• **Work required**:
Sift the material for lines containing "مجاهد", and return them.

Stored records
.....
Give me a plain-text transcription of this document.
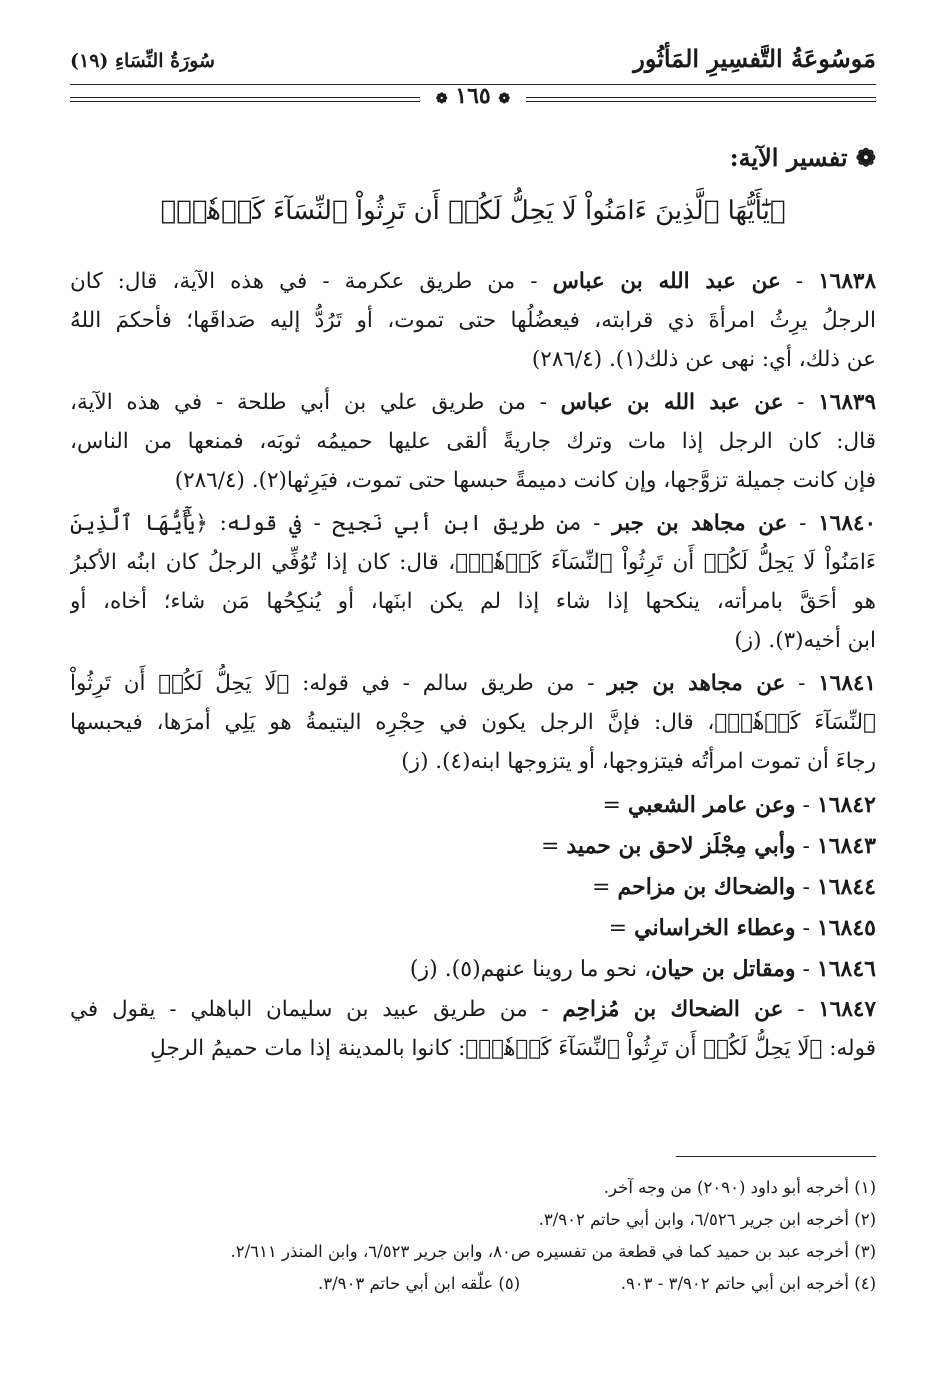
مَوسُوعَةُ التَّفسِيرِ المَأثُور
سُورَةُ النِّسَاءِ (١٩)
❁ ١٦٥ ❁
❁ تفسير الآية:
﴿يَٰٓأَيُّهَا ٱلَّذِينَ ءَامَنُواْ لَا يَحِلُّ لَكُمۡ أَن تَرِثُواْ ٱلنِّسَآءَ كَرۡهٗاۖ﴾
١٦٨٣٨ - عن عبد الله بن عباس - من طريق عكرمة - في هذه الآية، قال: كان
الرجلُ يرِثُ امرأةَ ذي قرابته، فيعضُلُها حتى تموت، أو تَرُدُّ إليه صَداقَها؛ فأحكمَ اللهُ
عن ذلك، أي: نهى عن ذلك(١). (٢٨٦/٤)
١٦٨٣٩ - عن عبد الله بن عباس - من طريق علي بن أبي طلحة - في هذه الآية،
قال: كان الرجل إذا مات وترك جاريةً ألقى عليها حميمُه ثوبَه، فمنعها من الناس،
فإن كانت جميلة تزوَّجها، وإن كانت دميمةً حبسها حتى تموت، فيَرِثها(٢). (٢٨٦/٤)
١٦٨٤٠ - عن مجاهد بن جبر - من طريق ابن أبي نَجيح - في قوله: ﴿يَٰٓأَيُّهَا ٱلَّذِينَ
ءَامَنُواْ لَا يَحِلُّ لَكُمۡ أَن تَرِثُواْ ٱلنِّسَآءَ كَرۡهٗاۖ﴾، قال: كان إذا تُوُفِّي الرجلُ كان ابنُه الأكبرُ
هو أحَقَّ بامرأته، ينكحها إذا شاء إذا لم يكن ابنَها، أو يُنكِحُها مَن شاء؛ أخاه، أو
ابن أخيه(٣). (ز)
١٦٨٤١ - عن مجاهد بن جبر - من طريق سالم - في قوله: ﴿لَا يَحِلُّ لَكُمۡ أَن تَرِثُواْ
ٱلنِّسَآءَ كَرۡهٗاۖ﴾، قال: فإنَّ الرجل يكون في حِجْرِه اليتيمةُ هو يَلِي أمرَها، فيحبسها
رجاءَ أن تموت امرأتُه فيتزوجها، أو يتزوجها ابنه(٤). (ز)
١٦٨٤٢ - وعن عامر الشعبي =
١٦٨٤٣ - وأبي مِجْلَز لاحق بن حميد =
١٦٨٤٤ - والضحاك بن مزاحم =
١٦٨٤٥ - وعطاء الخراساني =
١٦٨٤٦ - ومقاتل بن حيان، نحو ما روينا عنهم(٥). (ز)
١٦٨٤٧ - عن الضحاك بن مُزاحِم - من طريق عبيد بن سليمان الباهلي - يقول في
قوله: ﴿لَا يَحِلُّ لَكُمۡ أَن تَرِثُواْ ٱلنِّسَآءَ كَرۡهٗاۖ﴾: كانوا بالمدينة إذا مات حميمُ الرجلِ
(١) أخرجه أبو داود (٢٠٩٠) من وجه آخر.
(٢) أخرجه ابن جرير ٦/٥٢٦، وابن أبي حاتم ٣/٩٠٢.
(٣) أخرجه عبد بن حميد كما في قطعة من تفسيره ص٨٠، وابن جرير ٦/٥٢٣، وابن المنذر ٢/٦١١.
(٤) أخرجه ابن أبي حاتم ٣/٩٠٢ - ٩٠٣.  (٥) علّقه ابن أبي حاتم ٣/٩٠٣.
.....
• **Exercise result**:
١٦٨٤٠ - عن مجاهد بن جبر - من طريق ابن أبي نَجيح - في قوله: ﴿يَٰٓأَيُّهَا ٱلَّذِينَ
١٦٨٤١ - عن مجاهد بن جبر - من طريق سالم - في قوله: ﴿لَا يَحِلُّ لَكُمۡ أَن تَرِثُواْ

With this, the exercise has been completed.